§ Required work
Extract every line below, verbatim.

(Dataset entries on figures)
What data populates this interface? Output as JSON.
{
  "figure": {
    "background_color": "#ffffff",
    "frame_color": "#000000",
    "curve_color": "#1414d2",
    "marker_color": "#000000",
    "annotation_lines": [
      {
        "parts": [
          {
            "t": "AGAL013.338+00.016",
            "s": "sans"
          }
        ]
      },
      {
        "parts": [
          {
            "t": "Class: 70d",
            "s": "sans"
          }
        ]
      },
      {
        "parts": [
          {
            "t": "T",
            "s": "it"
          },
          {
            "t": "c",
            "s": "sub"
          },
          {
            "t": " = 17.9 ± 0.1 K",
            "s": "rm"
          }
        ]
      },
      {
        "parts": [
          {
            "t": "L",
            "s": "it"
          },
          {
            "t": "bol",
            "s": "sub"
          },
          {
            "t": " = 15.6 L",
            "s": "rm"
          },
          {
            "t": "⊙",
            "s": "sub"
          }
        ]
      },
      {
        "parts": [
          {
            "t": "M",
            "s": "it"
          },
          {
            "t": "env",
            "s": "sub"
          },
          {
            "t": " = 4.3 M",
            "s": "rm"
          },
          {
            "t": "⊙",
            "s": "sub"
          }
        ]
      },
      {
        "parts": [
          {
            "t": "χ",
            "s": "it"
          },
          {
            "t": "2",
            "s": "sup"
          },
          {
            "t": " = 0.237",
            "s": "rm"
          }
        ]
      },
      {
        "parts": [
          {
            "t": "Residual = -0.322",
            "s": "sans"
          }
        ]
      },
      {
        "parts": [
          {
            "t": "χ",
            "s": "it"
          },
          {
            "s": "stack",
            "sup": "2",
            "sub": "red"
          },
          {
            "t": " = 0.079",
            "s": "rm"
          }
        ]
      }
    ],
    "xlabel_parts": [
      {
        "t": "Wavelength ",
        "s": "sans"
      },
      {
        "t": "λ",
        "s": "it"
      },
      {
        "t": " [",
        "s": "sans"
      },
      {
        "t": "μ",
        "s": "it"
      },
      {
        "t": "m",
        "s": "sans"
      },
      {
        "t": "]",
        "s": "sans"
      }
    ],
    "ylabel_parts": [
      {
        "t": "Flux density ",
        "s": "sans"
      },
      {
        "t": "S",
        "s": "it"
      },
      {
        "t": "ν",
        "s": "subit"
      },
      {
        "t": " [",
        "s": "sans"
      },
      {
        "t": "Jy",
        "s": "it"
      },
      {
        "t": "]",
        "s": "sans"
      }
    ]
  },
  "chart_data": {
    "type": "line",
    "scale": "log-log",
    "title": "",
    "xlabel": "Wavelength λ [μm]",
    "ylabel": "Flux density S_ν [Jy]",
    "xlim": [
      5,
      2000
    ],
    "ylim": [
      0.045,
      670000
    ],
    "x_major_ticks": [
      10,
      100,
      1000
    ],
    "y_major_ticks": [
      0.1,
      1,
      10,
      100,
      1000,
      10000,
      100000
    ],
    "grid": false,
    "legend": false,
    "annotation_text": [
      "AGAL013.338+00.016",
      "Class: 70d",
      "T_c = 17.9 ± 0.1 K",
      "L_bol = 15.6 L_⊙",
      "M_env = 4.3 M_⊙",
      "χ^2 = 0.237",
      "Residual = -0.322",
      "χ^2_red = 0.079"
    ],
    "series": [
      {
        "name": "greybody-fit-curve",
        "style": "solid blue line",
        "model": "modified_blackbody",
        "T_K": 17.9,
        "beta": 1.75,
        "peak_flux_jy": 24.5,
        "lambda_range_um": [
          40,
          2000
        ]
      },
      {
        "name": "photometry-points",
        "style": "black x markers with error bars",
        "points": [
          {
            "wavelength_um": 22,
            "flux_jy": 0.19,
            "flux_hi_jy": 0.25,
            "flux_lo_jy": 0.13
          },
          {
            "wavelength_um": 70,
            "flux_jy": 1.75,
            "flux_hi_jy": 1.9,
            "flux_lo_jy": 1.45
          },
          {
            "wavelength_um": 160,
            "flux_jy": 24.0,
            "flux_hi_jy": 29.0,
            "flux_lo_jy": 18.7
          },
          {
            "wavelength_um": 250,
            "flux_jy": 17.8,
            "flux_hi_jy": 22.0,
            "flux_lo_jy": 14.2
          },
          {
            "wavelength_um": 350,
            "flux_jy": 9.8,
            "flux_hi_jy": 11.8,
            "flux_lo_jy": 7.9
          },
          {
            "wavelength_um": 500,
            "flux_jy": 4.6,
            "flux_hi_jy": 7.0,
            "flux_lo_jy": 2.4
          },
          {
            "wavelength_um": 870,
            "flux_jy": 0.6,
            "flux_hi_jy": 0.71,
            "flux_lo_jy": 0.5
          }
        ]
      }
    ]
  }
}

§ Reply
What data populates this interface? Output as JSON.
{
  "figure": {
    "background_color": "#ffffff",
    "frame_color": "#000000",
    "curve_color": "#1414d2",
    "marker_color": "#000000",
    "annotation_lines": [
      {
        "parts": [
          {
            "t": "AGAL013.338+00.016",
            "s": "sans"
          }
        ]
      },
      {
        "parts": [
          {
            "t": "Class: 70d",
            "s": "sans"
          }
        ]
      },
      {
        "parts": [
          {
            "t": "T",
            "s": "it"
          },
          {
            "t": "c",
            "s": "sub"
          },
          {
            "t": " = 17.9 ± 0.1 K",
            "s": "rm"
          }
        ]
      },
      {
        "parts": [
          {
            "t": "L",
            "s": "it"
          },
          {
            "t": "bol",
            "s": "sub"
          },
          {
            "t": " = 15.6 L",
            "s": "rm"
          },
          {
            "t": "⊙",
            "s": "sub"
          }
        ]
      },
      {
        "parts": [
          {
            "t": "M",
            "s": "it"
          },
          {
            "t": "env",
            "s": "sub"
          },
          {
            "t": " = 4.3 M",
            "s": "rm"
          },
          {
            "t": "⊙",
            "s": "sub"
          }
        ]
      },
      {
        "parts": [
          {
            "t": "χ",
            "s": "it"
          },
          {
            "t": "2",
            "s": "sup"
          },
          {
            "t": " = 0.237",
            "s": "rm"
          }
        ]
      },
      {
        "parts": [
          {
            "t": "Residual = -0.322",
            "s": "sans"
          }
        ]
      },
      {
        "parts": [
          {
            "t": "χ",
            "s": "it"
          },
          {
            "s": "stack",
            "sup": "2",
            "sub": "red"
          },
          {
            "t": " = 0.079",
            "s": "rm"
          }
        ]
      }
    ],
    "xlabel_parts": [
      {
        "t": "Wavelength ",
        "s": "sans"
      },
      {
        "t": "λ",
        "s": "it"
      },
      {
        "t": " [",
        "s": "sans"
      },
      {
        "t": "μ",
        "s": "it"
      },
      {
        "t": "m",
        "s": "sans"
      },
      {
        "t": "]",
        "s": "sans"
      }
    ],
    "ylabel_parts": [
      {
        "t": "Flux density ",
        "s": "sans"
      },
      {
        "t": "S",
        "s": "it"
      },
      {
        "t": "ν",
        "s": "subit"
      },
      {
        "t": " [",
        "s": "sans"
      },
      {
        "t": "Jy",
        "s": "it"
      },
      {
        "t": "]",
        "s": "sans"
      }
    ]
  },
  "chart_data": {
    "type": "line",
    "scale": "log-log",
    "title": "",
    "xlabel": "Wavelength λ [μm]",
    "ylabel": "Flux density S_ν [Jy]",
    "xlim": [
      5,
      2000
    ],
    "ylim": [
      0.045,
      670000
    ],
    "x_major_ticks": [
      10,
      100,
      1000
    ],
    "y_major_ticks": [
      0.1,
      1,
      10,
      100,
      1000,
      10000,
      100000
    ],
    "grid": false,
    "legend": false,
    "annotation_text": [
      "AGAL013.338+00.016",
      "Class: 70d",
      "T_c = 17.9 ± 0.1 K",
      "L_bol = 15.6 L_⊙",
      "M_env = 4.3 M_⊙",
      "χ^2 = 0.237",
      "Residual = -0.322",
      "χ^2_red = 0.079"
    ],
    "series": [
      {
        "name": "greybody-fit-curve",
        "style": "solid blue line",
        "model": "modified_blackbody",
        "T_K": 17.9,
        "beta": 1.75,
        "peak_flux_jy": 24.5,
        "lambda_range_um": [
          40,
          2000
        ]
      },
      {
        "name": "photometry-points",
        "style": "black x markers with error bars",
        "points": [
          {
            "wavelength_um": 22,
            "flux_jy": 0.19,
            "flux_hi_jy": 0.25,
            "flux_lo_jy": 0.13
          },
          {
            "wavelength_um": 70,
            "flux_jy": 1.75,
            "flux_hi_jy": 1.9,
            "flux_lo_jy": 1.45
          },
          {
            "wavelength_um": 160,
            "flux_jy": 24.0,
            "flux_hi_jy": 29.0,
            "flux_lo_jy": 18.7
          },
          {
            "wavelength_um": 250,
            "flux_jy": 17.8,
            "flux_hi_jy": 22.0,
            "flux_lo_jy": 14.2
          },
          {
            "wavelength_um": 350,
            "flux_jy": 9.8,
            "flux_hi_jy": 11.8,
            "flux_lo_jy": 7.9
          },
          {
            "wavelength_um": 500,
            "flux_jy": 4.6,
            "flux_hi_jy": 7.0,
            "flux_lo_jy": 2.4
          },
          {
            "wavelength_um": 870,
            "flux_jy": 0.6,
            "flux_hi_jy": 0.71,
            "flux_lo_jy": 0.5
          }
        ]
      }
    ]
  }
}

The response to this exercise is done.